● **Dataset records on visual material**:
☆ ☆ ☆
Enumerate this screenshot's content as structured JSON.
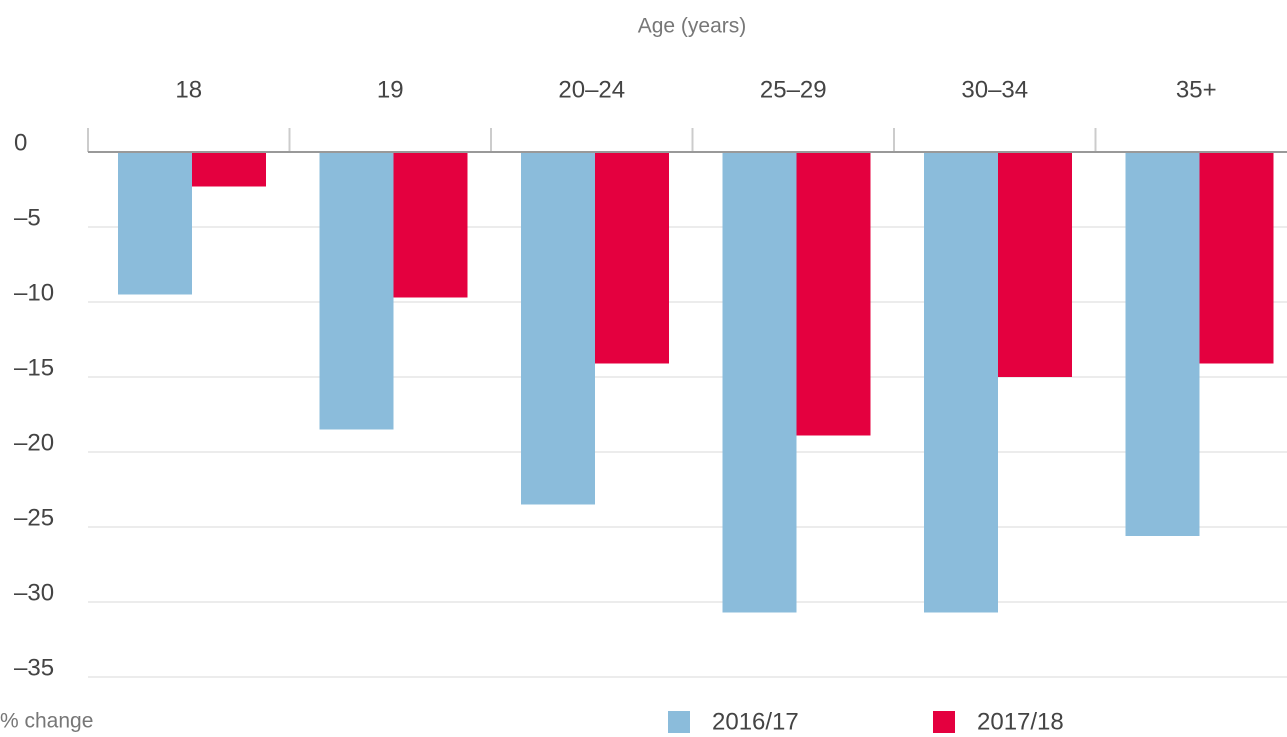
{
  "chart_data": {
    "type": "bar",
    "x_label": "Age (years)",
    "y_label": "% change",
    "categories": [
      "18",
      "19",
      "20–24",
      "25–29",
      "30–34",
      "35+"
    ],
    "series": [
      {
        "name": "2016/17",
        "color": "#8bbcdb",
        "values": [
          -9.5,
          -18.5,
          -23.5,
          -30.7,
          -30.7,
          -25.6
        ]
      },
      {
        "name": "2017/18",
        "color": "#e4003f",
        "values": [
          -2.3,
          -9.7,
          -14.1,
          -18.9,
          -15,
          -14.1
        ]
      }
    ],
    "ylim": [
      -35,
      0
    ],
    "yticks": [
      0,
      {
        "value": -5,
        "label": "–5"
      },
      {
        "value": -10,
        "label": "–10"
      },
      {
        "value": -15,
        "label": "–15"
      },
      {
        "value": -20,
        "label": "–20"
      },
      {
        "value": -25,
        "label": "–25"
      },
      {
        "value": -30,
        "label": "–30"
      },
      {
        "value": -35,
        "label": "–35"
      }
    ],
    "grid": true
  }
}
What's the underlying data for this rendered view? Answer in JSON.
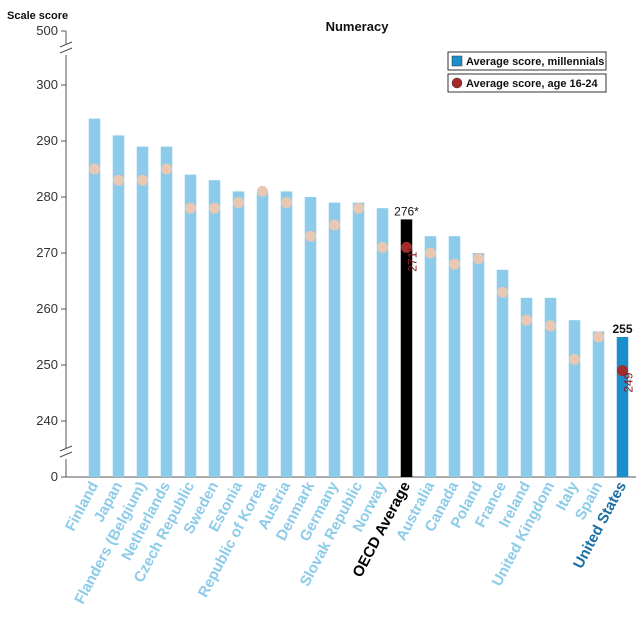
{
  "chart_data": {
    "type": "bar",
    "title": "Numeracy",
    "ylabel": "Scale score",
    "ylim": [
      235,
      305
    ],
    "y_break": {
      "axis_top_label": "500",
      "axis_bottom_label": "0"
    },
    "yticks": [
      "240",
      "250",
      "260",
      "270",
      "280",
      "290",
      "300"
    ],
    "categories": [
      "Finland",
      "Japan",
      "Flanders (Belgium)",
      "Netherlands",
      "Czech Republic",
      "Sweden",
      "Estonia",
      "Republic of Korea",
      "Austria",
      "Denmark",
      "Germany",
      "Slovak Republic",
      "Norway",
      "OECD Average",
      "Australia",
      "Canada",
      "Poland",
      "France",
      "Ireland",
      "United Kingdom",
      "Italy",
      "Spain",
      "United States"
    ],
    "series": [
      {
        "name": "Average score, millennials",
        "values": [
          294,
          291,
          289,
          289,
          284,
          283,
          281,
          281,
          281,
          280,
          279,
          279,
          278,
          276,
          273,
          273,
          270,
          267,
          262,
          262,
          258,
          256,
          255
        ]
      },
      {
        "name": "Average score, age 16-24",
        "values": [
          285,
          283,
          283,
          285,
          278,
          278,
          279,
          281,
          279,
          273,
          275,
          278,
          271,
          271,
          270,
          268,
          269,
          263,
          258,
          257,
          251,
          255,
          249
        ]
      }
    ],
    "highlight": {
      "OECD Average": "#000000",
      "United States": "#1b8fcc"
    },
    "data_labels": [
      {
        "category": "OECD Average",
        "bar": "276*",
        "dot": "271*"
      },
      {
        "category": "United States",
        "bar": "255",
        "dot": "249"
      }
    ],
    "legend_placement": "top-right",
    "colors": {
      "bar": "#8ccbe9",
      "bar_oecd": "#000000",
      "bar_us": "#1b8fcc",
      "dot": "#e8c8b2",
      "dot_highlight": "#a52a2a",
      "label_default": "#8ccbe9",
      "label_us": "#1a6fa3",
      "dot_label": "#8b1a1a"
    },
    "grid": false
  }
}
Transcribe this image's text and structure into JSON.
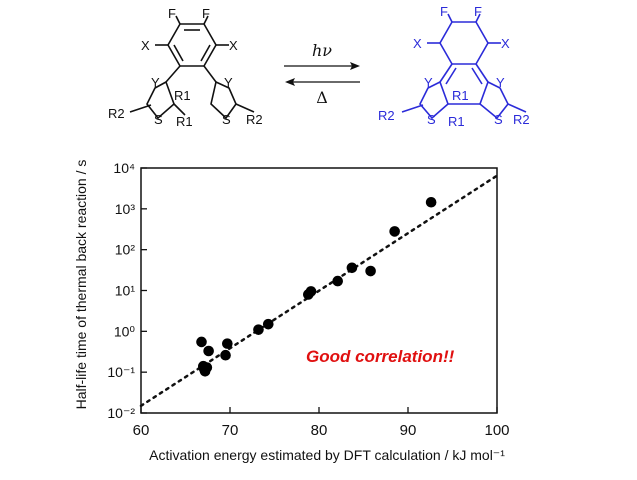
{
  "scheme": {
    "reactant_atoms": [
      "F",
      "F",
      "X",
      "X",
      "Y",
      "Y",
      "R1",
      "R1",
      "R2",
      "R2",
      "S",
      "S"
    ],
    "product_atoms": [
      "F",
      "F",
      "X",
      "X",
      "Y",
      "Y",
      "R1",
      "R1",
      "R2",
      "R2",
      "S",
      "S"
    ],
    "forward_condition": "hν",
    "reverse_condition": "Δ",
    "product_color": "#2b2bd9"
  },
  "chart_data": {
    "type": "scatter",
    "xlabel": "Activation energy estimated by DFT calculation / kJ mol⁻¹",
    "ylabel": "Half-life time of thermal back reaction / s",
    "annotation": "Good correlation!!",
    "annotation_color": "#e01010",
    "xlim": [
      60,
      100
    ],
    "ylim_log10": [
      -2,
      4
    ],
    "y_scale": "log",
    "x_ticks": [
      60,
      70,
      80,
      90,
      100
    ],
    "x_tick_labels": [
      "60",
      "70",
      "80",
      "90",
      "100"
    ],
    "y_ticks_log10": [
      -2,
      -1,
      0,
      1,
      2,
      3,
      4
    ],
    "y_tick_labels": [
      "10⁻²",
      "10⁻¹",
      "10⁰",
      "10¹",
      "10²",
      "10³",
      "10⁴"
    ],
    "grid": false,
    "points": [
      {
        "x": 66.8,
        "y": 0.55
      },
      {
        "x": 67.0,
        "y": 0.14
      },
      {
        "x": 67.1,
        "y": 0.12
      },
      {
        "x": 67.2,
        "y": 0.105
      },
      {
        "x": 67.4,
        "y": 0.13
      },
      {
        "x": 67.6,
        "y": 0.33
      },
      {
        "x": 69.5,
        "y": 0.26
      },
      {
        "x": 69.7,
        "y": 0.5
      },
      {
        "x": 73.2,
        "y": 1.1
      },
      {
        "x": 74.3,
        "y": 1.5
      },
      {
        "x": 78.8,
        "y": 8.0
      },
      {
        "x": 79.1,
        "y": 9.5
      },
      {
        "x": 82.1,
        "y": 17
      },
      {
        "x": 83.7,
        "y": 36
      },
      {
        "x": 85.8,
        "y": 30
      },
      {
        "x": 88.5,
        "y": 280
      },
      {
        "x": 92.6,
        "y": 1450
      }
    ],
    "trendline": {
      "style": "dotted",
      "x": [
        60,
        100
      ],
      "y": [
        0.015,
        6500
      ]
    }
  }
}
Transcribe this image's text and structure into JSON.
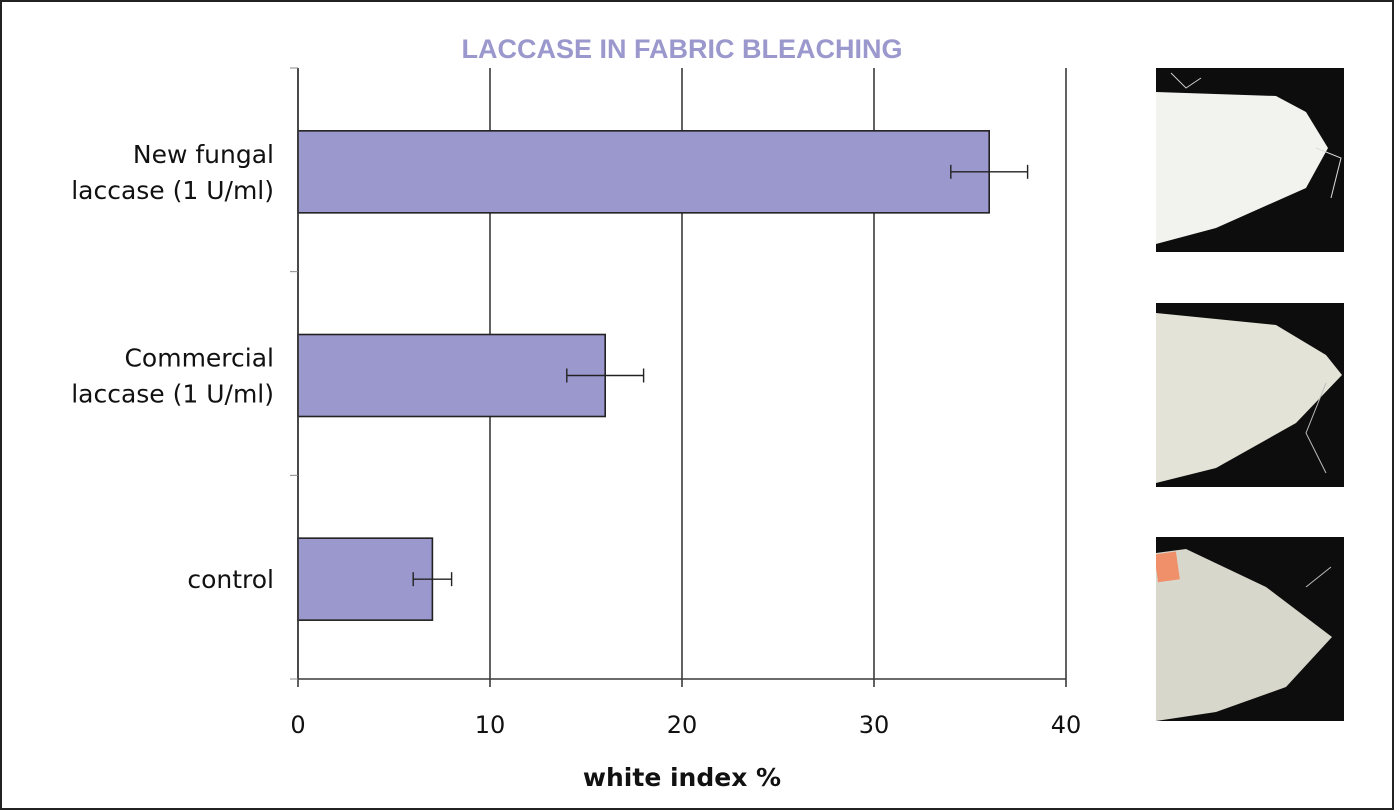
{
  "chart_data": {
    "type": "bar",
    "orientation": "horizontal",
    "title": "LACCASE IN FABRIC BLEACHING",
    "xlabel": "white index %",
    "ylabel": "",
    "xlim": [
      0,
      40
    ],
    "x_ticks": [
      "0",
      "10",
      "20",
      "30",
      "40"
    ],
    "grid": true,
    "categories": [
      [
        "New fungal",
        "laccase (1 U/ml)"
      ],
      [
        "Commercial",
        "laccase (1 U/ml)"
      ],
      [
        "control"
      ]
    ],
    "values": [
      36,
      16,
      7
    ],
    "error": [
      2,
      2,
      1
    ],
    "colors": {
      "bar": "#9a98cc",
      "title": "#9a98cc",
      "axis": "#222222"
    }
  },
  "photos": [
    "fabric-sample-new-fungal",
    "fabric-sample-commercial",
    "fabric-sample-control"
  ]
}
☆ ☆ ☆
● **WHAT YOU NEED TO DO**: Using the material above, gather every line that includes "score".

● **SOLUTION TO THIS PROBLEM**:
    "ylabel": "Scale score",
        "name": "Average score, millennials",
        "name": "Average score, age 16-24",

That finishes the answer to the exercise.